To be done =>
In the records below, tally every line containing "شرکت". Report only the total.

Material shown =>

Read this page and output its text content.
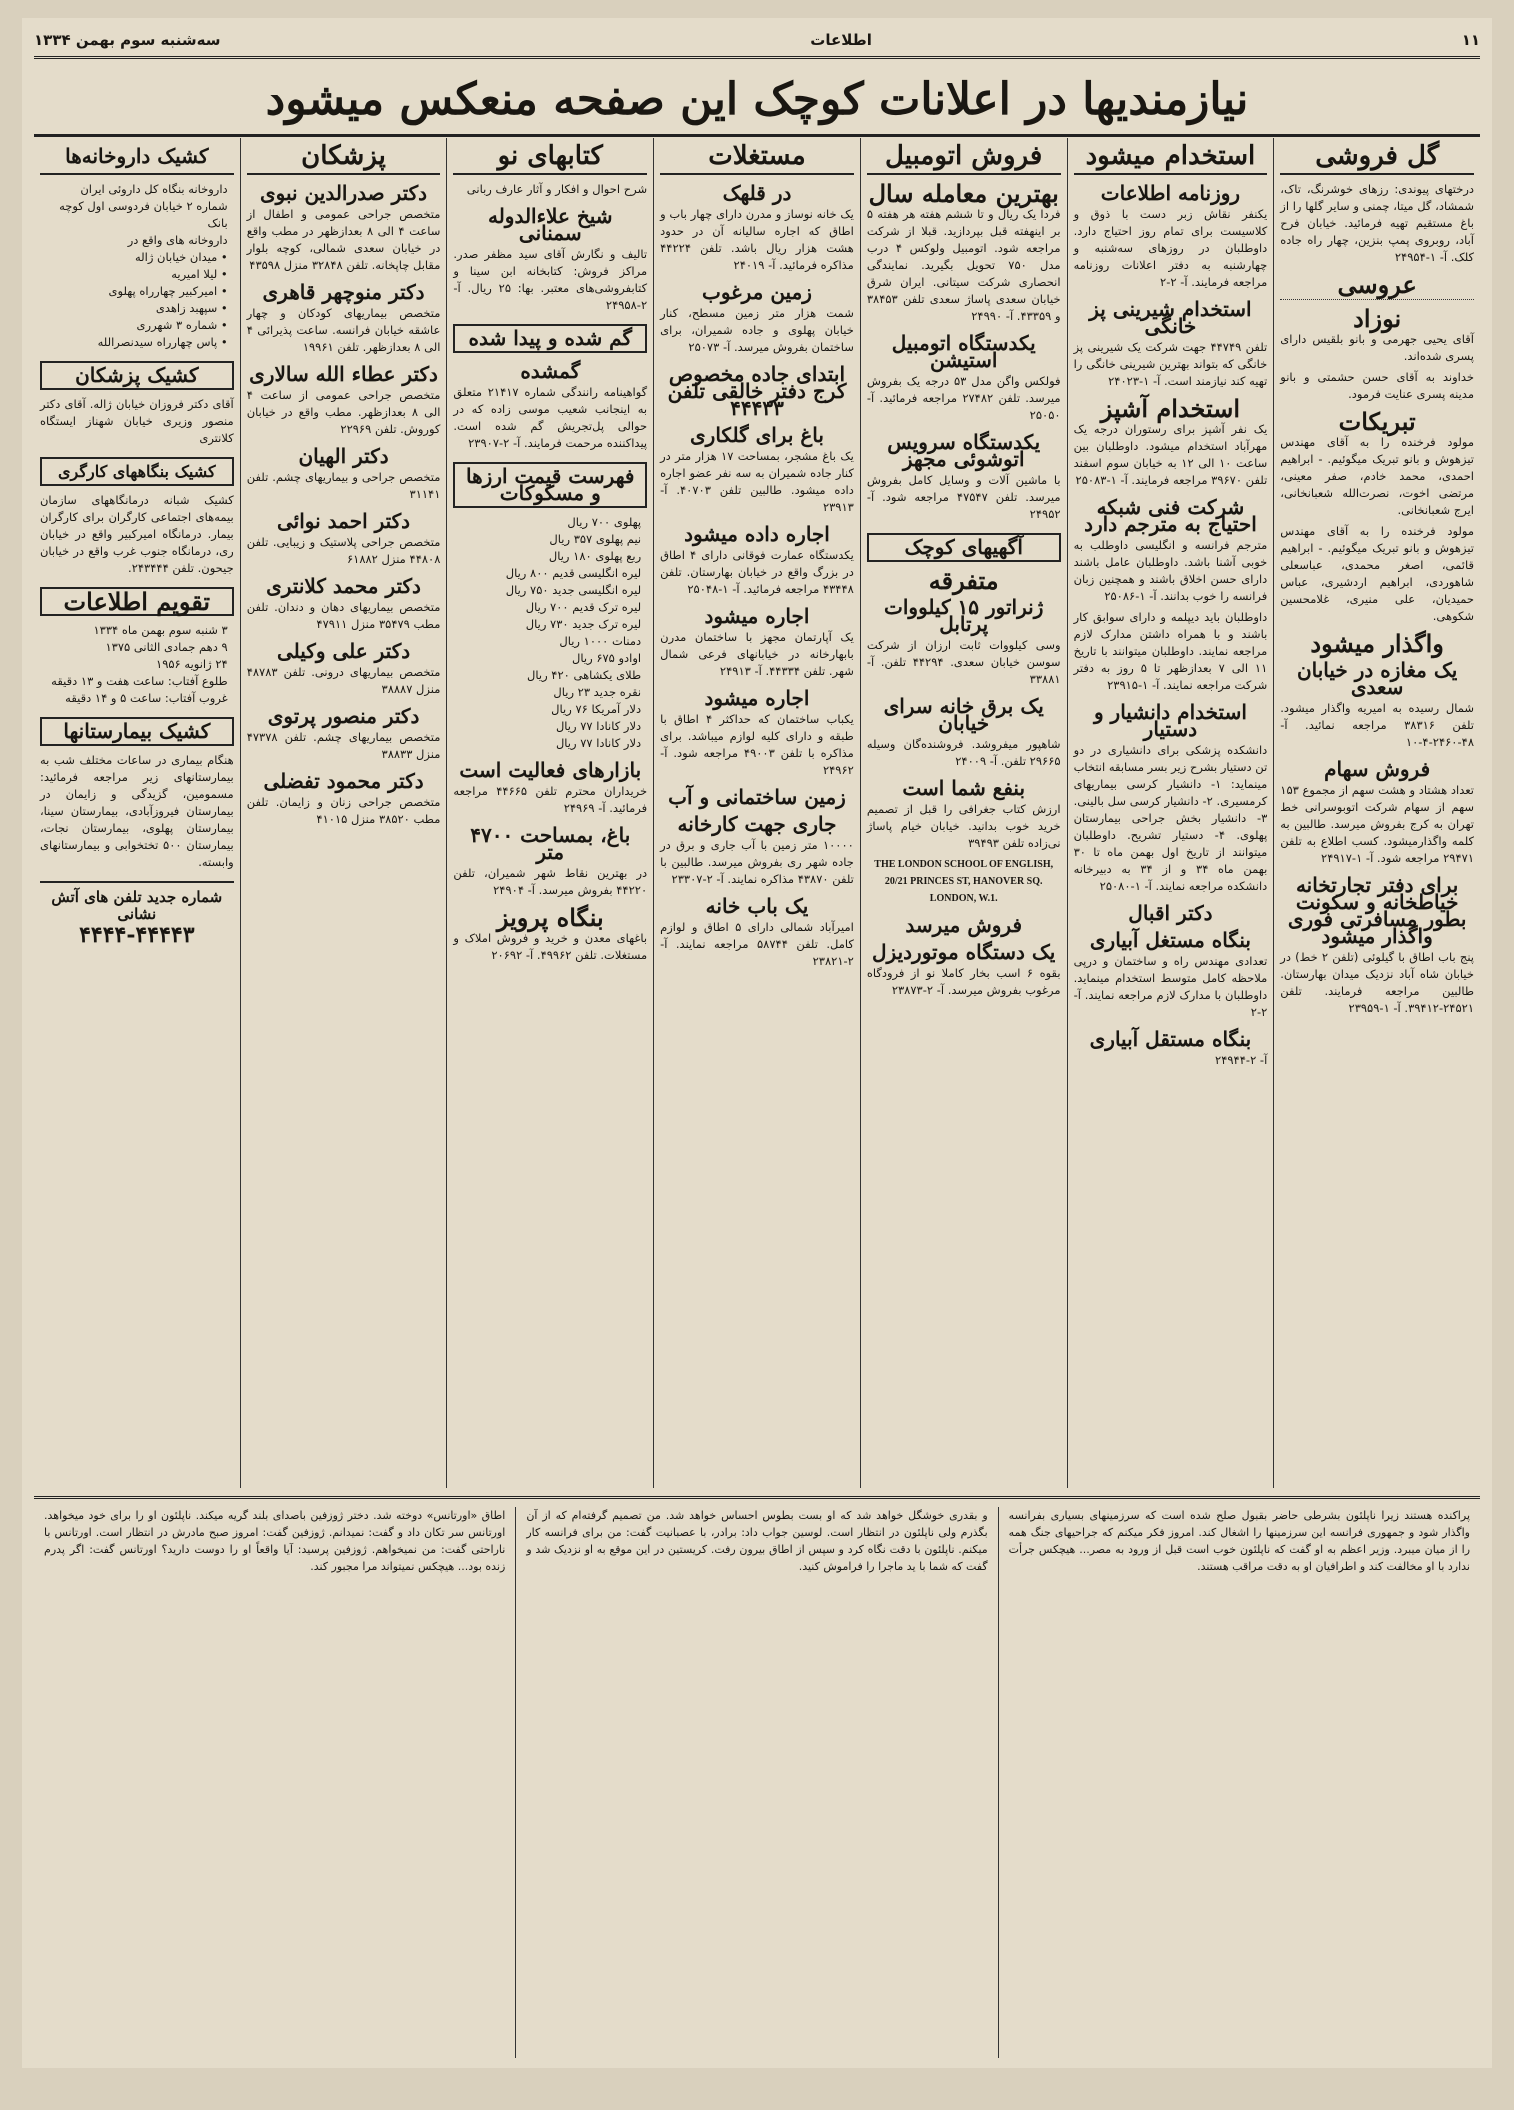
۱۱
اطلاعات
سه‌شنبه سوم بهمن ۱۳۳۴
نیازمندیها در اعلانات کوچک این صفحه منعکس میشود
گل فروشی

درختهای پیوندی: رزهای خوشرنگ، تاک، شمشاد، گل میتا، چمنی و سایر گلها را از باغ مستقیم تهیه فرمائید. خیابان فرح آباد، روبروی پمپ بنزین، چهار راه جاده کلک. آ- ۱-۲۴۹۵۴

عروسی
نوزاد

آقای یحیی جهرمی و بانو بلقیس دارای پسری شده‌اند.

خداوند به آقای حسن حشمتی و بانو مدینه پسری عنایت فرمود.

تبریکات

مولود فرخنده را به آقای مهندس تیزهوش و بانو تبریک میگوئیم. - ابراهیم احمدی، محمد خادم، صفر معینی، مرتضی اخوت، نصرت‌الله شعبانخانی، ایرج شعبانخانی.

مولود فرخنده را به آقای مهندس تیزهوش و بانو تبریک میگوئیم. - ابراهیم قائمی، اصغر محمدی، عباسعلی شاهوردی، ابراهیم اردشیری، عباس حمیدیان، علی منیری، غلامحسین شکوهی.

واگذار میشود
یک مغازه در خیابان سعدی

شمال رسیده به امیریه واگذار میشود. تلفن ۳۸۳۱۶ مراجعه نمائید. آ- ۴۸-۲۴۶۰-۴-۱۰

فروش سهام

تعداد هشتاد و هشت سهم از مجموع ۱۵۳ سهم از سهام شرکت اتوبوسرانی خط تهران به کرج بفروش میرسد. طالبین به کلمه واگذارمیشود. کسب اطلاع به تلفن ۲۹۴۷۱ مراجعه شود. آ- ۱-۲۴۹۱۷

برای دفتر تجارتخانه خیاطخانه و سکونت بطور مسافرتی فوری واگذار میشود

پنج باب اطاق با گیلوئی (تلفن ۲ خط) در خیابان شاه آباد نزدیک میدان بهارستان. طالبین مراجعه فرمایند. تلفن ۲۴۵۲۱-۳۹۴۱۲. آ- ۱-۲۳۹۵۹

استخدام میشود
روزنامه اطلاعات

یکنفر نقاش زبر دست با ذوق و کلاسیست برای تمام روز احتیاج دارد. داوطلبان در روزهای سه‌شنبه و چهارشنبه به دفتر اعلانات روزنامه مراجعه فرمایند. آ- ۲-۲

استخدام شیرینی پز خانگی

تلفن ۴۴۷۴۹ جهت شرکت یک شیرینی پز خانگی که بتواند بهترین شیرینی خانگی را تهیه کند نیازمند است. آ- ۱-۲۴۰۲۳

استخدام آشپز

یک نفر آشپز برای رستوران درجه یک مهرآباد استخدام میشود. داوطلبان بین ساعت ۱۰ الی ۱۲ به خیابان سوم اسفند تلفن ۳۹۶۷۰ مراجعه فرمایند. آ- ۱-۲۵۰۸۳

شرکت فنی شبکه احتیاج به مترجم دارد

مترجم فرانسه و انگلیسی داوطلب به خوبی آشنا باشد. داوطلبان عامل باشند دارای حسن اخلاق باشند و همچنین زبان فرانسه را خوب بدانند. آ- ۱-۲۵۰۸۶

داوطلبان باید دیپلمه و دارای سوابق کار باشند و با همراه داشتن مدارک لازم مراجعه نمایند. داوطلبان میتوانند با تاریخ ۱۱ الی ۷ بعدازظهر تا ۵ روز به دفتر شرکت مراجعه نمایند. آ- ۱-۲۳۹۱۵

استخدام دانشیار و دستیار

دانشکده پزشکی برای دانشیاری در دو تن دستیار بشرح زیر بسر مسابقه انتخاب مینماید: ۱- دانشیار کرسی بیماریهای کرمسیری. ۲- دانشیار کرسی سل بالینی. ۳- دانشیار بخش جراحی بیمارستان پهلوی. ۴- دستیار تشریح. داوطلبان میتوانند از تاریخ اول بهمن ماه تا ۳۰ بهمن ماه ۳۴ و از ۳۴ به دبیرخانه دانشکده مراجعه نمایند. آ- ۱-۲۵۰۸۰

دکتر اقبال
بنگاه مستغل آبیاری

تعدادی مهندس راه و ساختمان و درپی ملاحظه کامل متوسط استخدام مینماید. داوطلبان با مدارک لازم مراجعه نمایند. آ- ۲-۲

بنگاه مستقل آبیاری

آ- ۲-۲۴۹۴۴

فروش اتومبیل
بهترین معامله سال

فردا یک ریال و تا ششم هفته هر هفته ۵ بر اینهفته قبل بپردازید. قبلا از شرکت مراجعه شود. اتومبیل ولوکس ۴ درب مدل ۷۵۰ تحویل بگیرید. نمایندگی انحصاری شرکت سیتانی. ایران شرق خیابان سعدی پاساژ سعدی تلفن ۳۸۴۵۳ و ۴۳۳۵۹. آ- ۲۴۹۹۰

یکدستگاه اتومبیل استیشن

فولکس واگن مدل ۵۳ درجه یک بفروش میرسد. تلفن ۲۷۴۸۲ مراجعه فرمائید. آ- ۲۵۰۵۰

یکدستگاه سرویس اتوشوئی مجهز

با ماشین آلات و وسایل کامل بفروش میرسد. تلفن ۴۷۵۴۷ مراجعه شود. آ- ۲۴۹۵۲

آگهیهای کوچک
متفرقه
ژنراتور ۱۵ کیلووات پرتابل

وسی کیلووات ثابت ارزان از شرکت سوسن خیابان سعدی. ۴۴۲۹۴ تلفن. آ- ۳۳۸۸۱

یک برق خانه سرای خیابان

شاهپور میفروشد. فروشنده‌گان وسیله ۲۹۶۶۵ تلفن. آ- ۲۴۰۰۹

بنفع شما است

ارزش کتاب جغرافی را قبل از تصمیم خرید خوب بدانید. خیابان خیام پاساژ نی‌زاده تلفن ۳۹۴۹۳

THE LONDON SCHOOL OF ENGLISH, 20/21 PRINCES ST, HANOVER SQ. LONDON, W.1.
فروش میرسد
یک دستگاه موتوردیزل

بقوه ۶ اسب بخار کاملا نو از فرودگاه مرغوب بفروش میرسد. آ- ۲-۲۳۸۷۳

مستغلات
در قلهک

یک خانه نوساز و مدرن دارای چهار باب و اطاق که اجاره سالیانه آن در حدود هشت هزار ریال باشد. تلفن ۴۴۲۲۴ مذاکره فرمائید. آ- ۲۴۰۱۹

زمین مرغوب

شمت هزار متر زمین مسطح، کنار خیابان پهلوی و جاده شمیران، برای ساختمان بفروش میرسد. آ- ۲۵۰۷۳

ابتدای جاده مخصوص کرج دفتر خالقی تلفن ۴۴۴۳۳
باغ برای گلکاری

یک باغ مشجر، بمساحت ۱۷ هزار متر در کنار جاده شمیران به سه نفر عضو اجاره داده میشود. طالبین تلفن ۴۰۷۰۳. آ- ۲۳۹۱۳

اجاره داده میشود

یکدستگاه عمارت فوقانی دارای ۴ اطاق در بزرگ واقع در خیابان بهارستان. تلفن ۴۳۴۴۸ مراجعه فرمائید. آ- ۱-۲۵۰۴۸

اجاره میشود

یک آپارتمان مجهز با ساختمان مدرن بابهارخانه در خیابانهای فرعی شمال شهر. تلفن ۴۴۳۳۴. آ- ۲۴۹۱۳

اجاره میشود

یکباب ساختمان که حداکثر ۴ اطاق با طبقه و دارای کلیه لوازم میباشد. برای مذاکره با تلفن ۴۹۰۰۳ مراجعه شود. آ- ۲۴۹۶۲

زمین ساختمانی و آب
جاری جهت کارخانه

۱۰۰۰۰ متر زمین با آب جاری و برق در جاده شهر ری بفروش میرسد. طالبین با تلفن ۴۳۸۷۰ مذاکره نمایند. آ- ۲-۲۳۳۰۷

یک باب خانه

امیرآباد شمالی دارای ۵ اطاق و لوازم کامل. تلفن ۵۸۷۴۴ مراجعه نمایند. آ- ۲-۲۳۸۲۱

کتابهای نو

شرح احوال و افکار و آثار عارف ربانی

شیخ علاءالدوله سمنانی

تالیف و نگارش آقای سید مظفر صدر. مراکز فروش: کتابخانه ابن سینا و کتابفروشی‌های معتبر. بها: ۲۵ ریال. آ- ۲-۲۴۹۵۸

گم شده و پیدا شده
گمشده

گواهینامه رانندگی شماره ۲۱۴۱۷ متعلق به اینجانب شعیب موسی زاده که در حوالی پل‌تجریش گم شده است. پیداکننده مرحمت فرمایند. آ- ۲-۲۳۹۰۷

فهرست قیمت ارزها و مسکوکات
پهلوی ۷۰۰ ریال
نیم پهلوی ۳۵۷ ریال
ربع پهلوی ۱۸۰ ریال
لیره انگلیسی قدیم ۸۰۰ ریال
لیره انگلیسی جدید ۷۵۰ ریال
لیره ترک قدیم ۷۰۰ ریال
لیره ترک جدید ۷۳۰ ریال
دمنات ۱۰۰۰ ریال
اوادو ۶۷۵ ریال
طلای یکشاهی ۴۲۰ ریال
نقره جدید ۲۳ ریال
دلار آمریکا ۷۶ ریال
دلار کانادا ۷۷ ریال
دلار کانادا ۷۷ ریال
بازارهای فعالیت است

خریداران محترم تلفن ۴۴۶۶۵ مراجعه فرمائید. آ- ۲۴۹۶۹

باغ، بمساحت ۴۷۰۰ متر

در بهترین نقاط شهر شمیران، تلفن ۴۴۲۲۰ بفروش میرسد. آ- ۲۴۹۰۴

بنگاه پرویز

باغهای معدن و خرید و فروش املاک و مستغلات. تلفن ۴۹۹۶۲. آ- ۲۰۶۹۲

پزشکان
دکتر صدرالدین نبوی

متخصص جراحی عمومی و اطفال از ساعت ۴ الی ۸ بعدازظهر در مطب واقع در خیابان سعدی شمالی، کوچه بلوار مقابل چاپخانه. تلفن ۳۲۸۴۸ منزل ۴۳۵۹۸

دکتر منوچهر قاهری

متخصص بیماریهای کودکان و چهار عاشقه خیابان فرانسه. ساعت پذیرائی ۴ الی ۸ بعدازظهر. تلفن ۱۹۹۶۱

دکتر عطاء الله سالاری

متخصص جراحی عمومی از ساعت ۴ الی ۸ بعدازظهر. مطب واقع در خیابان کوروش. تلفن ۲۲۹۶۹

دکتر الهیان

متخصص جراحی و بیماریهای چشم. تلفن ۳۱۱۴۱

دکتر احمد نوائی

متخصص جراحی پلاستیک و زیبایی. تلفن ۴۴۸۰۸ منزل ۶۱۸۸۲

دکتر محمد کلانتری

متخصص بیماریهای دهان و دندان. تلفن مطب ۳۵۴۷۹ منزل ۴۷۹۱۱

دکتر علی وکیلی

متخصص بیماریهای درونی. تلفن ۴۸۷۸۳ منزل ۳۸۸۸۷

دکتر منصور پرتوی

متخصص بیماریهای چشم. تلفن ۴۷۳۷۸ منزل ۳۸۸۳۳

دکتر محمود تفضلی

متخصص جراحی زنان و زایمان. تلفن مطب ۳۸۵۲۰ منزل ۴۱۰۱۵

کشیک داروخانه‌ها
داروخانه بنگاه کل داروئی ایران
شماره ۲ خیابان فردوسی اول کوچه بانک
داروخانه های واقع در
• میدان خیابان ژاله
• لیلا امیریه
• امیرکبیر چهارراه پهلوی
• سپهبد زاهدی
• شماره ۳ شهرری
• پاس چهارراه سید‌نصرالله
کشیک پزشکان

آقای دکتر فروزان خیابان ژاله. آقای دکتر منصور وزیری خیابان شهناز ایستگاه کلانتری

کشیک بنگاههای کارگری

کشیک شبانه درمانگاههای سازمان بیمه‌های اجتماعی کارگران برای کارگران بیمار. درمانگاه امیرکبیر واقع در خیابان ری، درمانگاه جنوب غرب واقع در خیابان جیحون. تلفن ۲۴۳۴۴۴.

تقویم اطلاعات
۳ شنبه سوم بهمن ماه ۱۳۳۴
۹ دهم جمادی الثانی ۱۳۷۵
۲۴ ژانویه ۱۹۵۶
طلوع آفتاب: ساعت هفت و ۱۳ دقیقه
غروب آفتاب: ساعت ۵ و ۱۴ دقیقه
کشیک بیمارستانها

هنگام بیماری در ساعات مختلف شب به بیمارستانهای زیر مراجعه فرمائید: مسمومین، گزیدگی و زایمان در بیمارستان فیروزآبادی، بیمارستان سینا، بیمارستان پهلوی، بیمارستان نجات، بیمارستان ۵۰۰ تختخوابی و بیمارستانهای وابسته.

شماره جدید تلفن های آتش نشانی
۴۴۴۴-۴۴۴۴۳
پراکنده هستند زیرا ناپلئون بشرطی حاضر بقبول صلح شده است که سرزمینهای بسیاری بفرانسه واگذار شود و جمهوری فرانسه این سرزمینها را اشغال کند. امروز فکر میکنم که جراحیهای جنگ همه را از میان میبرد. وزیر اعظم به او گفت که ناپلئون خوب است قبل از ورود به مصر... هیچکس جرأت ندارد با او مخالفت کند و اطرافیان او به دقت مراقب هستند.
و بقدری خوشگل خواهد شد که او بست بطوس احساس خواهد شد. من تصمیم گرفته‌ام که از آن بگذرم ولی ناپلئون در انتظار است. لوسین جواب داد: برادر، با عصبانیت گفت: من برای فرانسه کار میکنم. ناپلئون با دقت نگاه کرد و سپس از اطاق بیرون رفت. کریستین در این موقع به او نزدیک شد و گفت که شما با ید ماجرا را فراموش کنید.
اطاق «اورتانس» دوخته شد. دختر ژوزفین باصدای بلند گریه میکند. ناپلئون او را برای خود میخواهد. اورتانس سر تکان داد و گفت: نمیدانم. ژوزفین گفت: امروز صبح مادرش در انتظار است. اورتانس با ناراحتی گفت: من نمیخواهم. ژوزفین پرسید: آیا واقعاً او را دوست دارید؟ اورتانس گفت: اگر پدرم زنده بود... هیچکس نمیتواند مرا مجبور کند.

Solution to this task =>
6